-- EXTRACTED DATA --
• • • • • • •

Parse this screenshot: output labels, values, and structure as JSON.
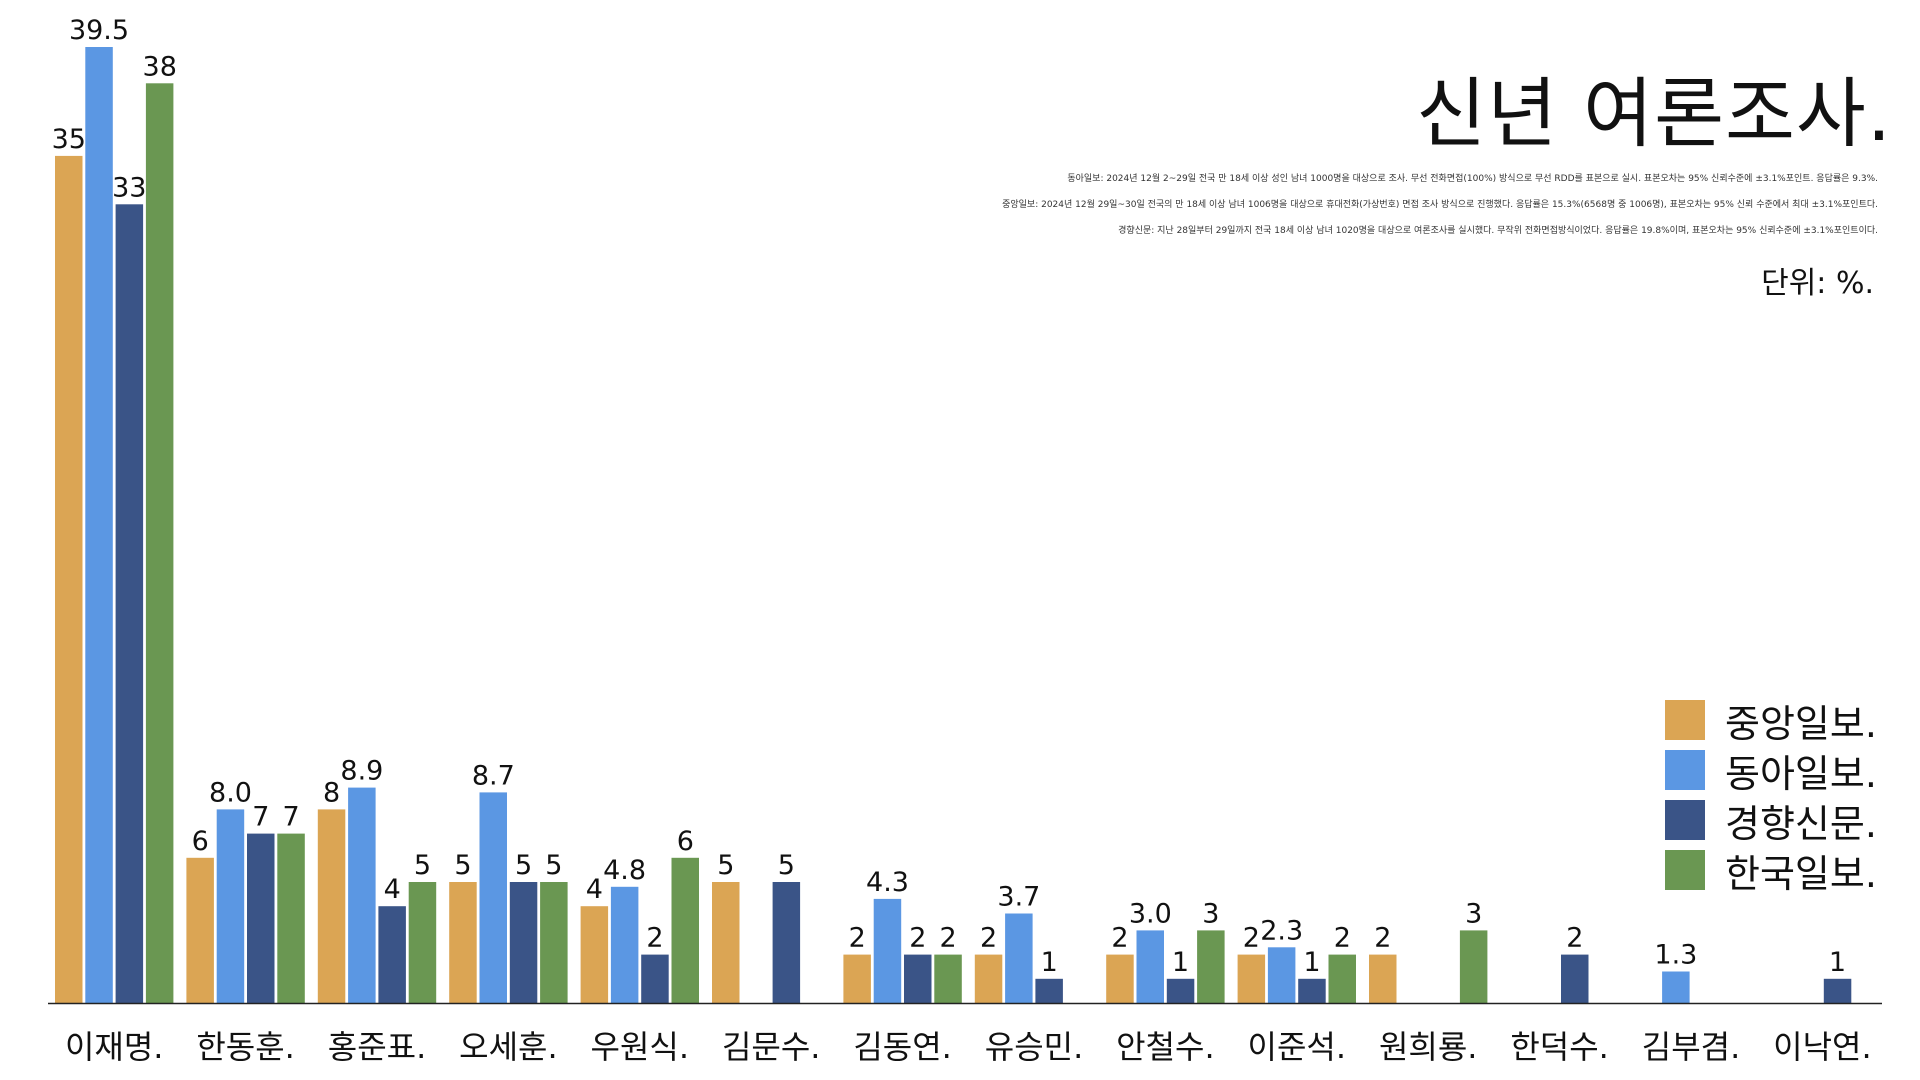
{
  "title": "신년 여론조사.",
  "notes": [
    "동아일보: 2024년 12월 2~29일 전국 만 18세 이상 성인 남녀 1000명을 대상으로 조사. 무선 전화면접(100%) 방식으로 무선 RDD를 표본으로 실시. 표본오차는 95% 신뢰수준에 ±3.1%포인트. 응답률은 9.3%.",
    "중앙일보: 2024년 12월 29일~30일 전국의 만 18세 이상 남녀 1006명을 대상으로 휴대전화(가상번호) 면접 조사 방식으로 진행했다. 응답률은 15.3%(6568명 중 1006명), 표본오차는 95% 신뢰 수준에서 최대 ±3.1%포인트다.",
    "경향신문: 지난 28일부터 29일까지 전국 18세 이상 남녀 1020명을 대상으로 여론조사를 실시했다. 무작위 전화면접방식이었다. 응답률은 19.8%이며, 표본오차는 95% 신뢰수준에 ±3.1%포인트이다."
  ],
  "unit": "단위: %.",
  "chart_data": {
    "type": "bar",
    "title": "신년 여론조사.",
    "xlabel": "",
    "ylabel": "",
    "ylim": [
      0,
      39.5
    ],
    "grid": false,
    "legend_position": "bottom-right",
    "categories": [
      "이재명.",
      "한동훈.",
      "홍준표.",
      "오세훈.",
      "우원식.",
      "김문수.",
      "김동연.",
      "유승민.",
      "안철수.",
      "이준석.",
      "원희룡.",
      "한덕수.",
      "김부겸.",
      "이낙연."
    ],
    "series": [
      {
        "name": "중앙일보.",
        "color": "#DBA554",
        "values": [
          35,
          6,
          8,
          5,
          4,
          5,
          2,
          2,
          2,
          2,
          2,
          null,
          null,
          null
        ],
        "labels": [
          "35",
          "6",
          "8",
          "5",
          "4",
          "5",
          "2",
          "2",
          "2",
          "2",
          "2",
          null,
          null,
          null
        ]
      },
      {
        "name": "동아일보.",
        "color": "#5B97E3",
        "values": [
          39.5,
          8.0,
          8.9,
          8.7,
          4.8,
          null,
          4.3,
          3.7,
          3.0,
          2.3,
          null,
          null,
          1.3,
          null
        ],
        "labels": [
          "39.5",
          "8.0",
          "8.9",
          "8.7",
          "4.8",
          null,
          "4.3",
          "3.7",
          "3.0",
          "2.3",
          null,
          null,
          "1.3",
          null
        ]
      },
      {
        "name": "경향신문.",
        "color": "#3A5487",
        "values": [
          33,
          7,
          4,
          5,
          2,
          5,
          2,
          1,
          1,
          1,
          null,
          2,
          null,
          1
        ],
        "labels": [
          "33",
          "7",
          "4",
          "5",
          "2",
          "5",
          "2",
          "1",
          "1",
          "1",
          null,
          "2",
          null,
          "1"
        ]
      },
      {
        "name": "한국일보.",
        "color": "#6A9752",
        "values": [
          38,
          7,
          5,
          5,
          6,
          null,
          2,
          null,
          3,
          2,
          3,
          null,
          null,
          null
        ],
        "labels": [
          "38",
          "7",
          "5",
          "5",
          "6",
          null,
          "2",
          null,
          "3",
          "2",
          "3",
          null,
          null,
          null
        ]
      }
    ]
  }
}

• • • • • • •

-- TASK DIRECTIONS --
State the count of lines in the data holding the word "경향신문", adding nothing to it.

-- TASK RESPONSE --
2